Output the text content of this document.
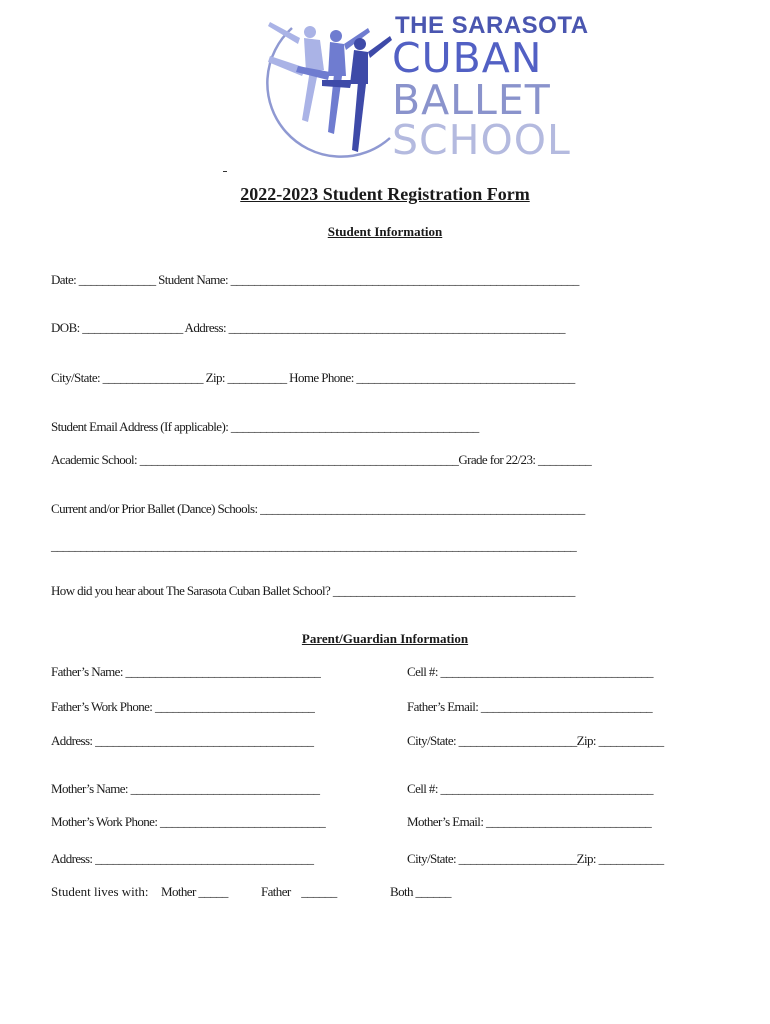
THE SARASOTA
CUBAN
BALLET
SCHOOL
2022-2023 Student Registration Form
Student Information
Date: _____________ Student Name: ___________________________________________________________
DOB: _________________ Address: _________________________________________________________
City/State: _________________ Zip: __________ Home Phone: _____________________________________
Student Email Address (If applicable): __________________________________________
Academic School: ______________________________________________________Grade for 22/23: _________
Current and/or Prior Ballet (Dance) Schools: _______________________________________________________
_________________________________________________________________________________________
How did you hear about The Sarasota Cuban Ballet School? _________________________________________
Parent/Guardian Information
Father’s Name: _________________________________
Father’s Work Phone: ___________________________
Address: _____________________________________
Mother’s Name: ________________________________
Mother’s Work Phone: ____________________________
Address: _____________________________________
Cell #: ____________________________________
Father’s Email: _____________________________
City/State: ____________________Zip: ___________
Cell #: ____________________________________
Mother’s Email: ____________________________
City/State: ____________________Zip: ___________
Student lives with: Mother _____	Father    ______	Both ______
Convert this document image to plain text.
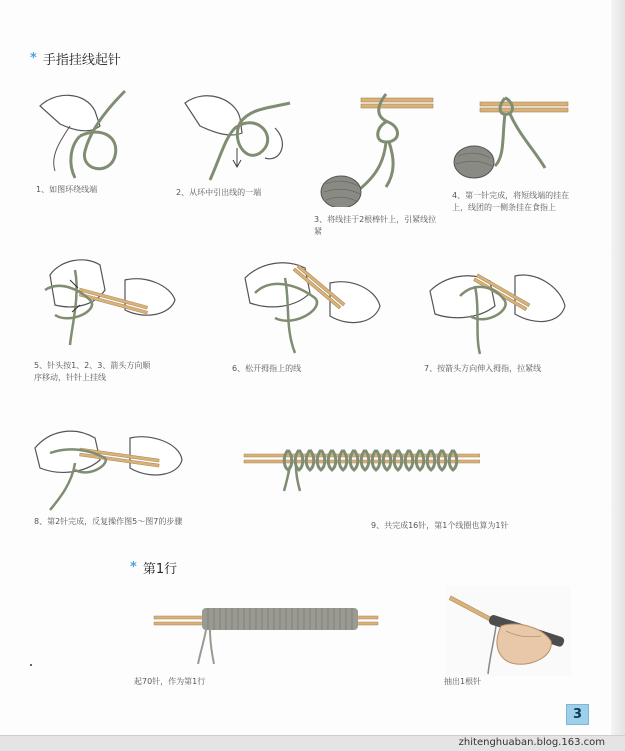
* 手指挂线起针
1、如图环绕线端	2、从环中引出线的一端
3、将线挂于2根棒针上，引紧线拉紧
4、第一针完成，将短线端的挂在上，线团的一侧条挂在食指上
5、针头按1、2、3、箭头方向顺序移动，针针上挂线
6、松开拇指上的线	7、按箭头方向伸入拇指，拉紧线
8、第2针完成，反复操作图5～图7的步骤	9、共完成16针，第1个线圈也算为1针
* 第1行
起70针，作为第1行	抽出1根针
3
zhitenghuaban.blog.163.com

» **EXERCISE AIM**
How many lines of the listing above include the word "Email"? Reply with the number alone.

» **RESULT BELOW**
3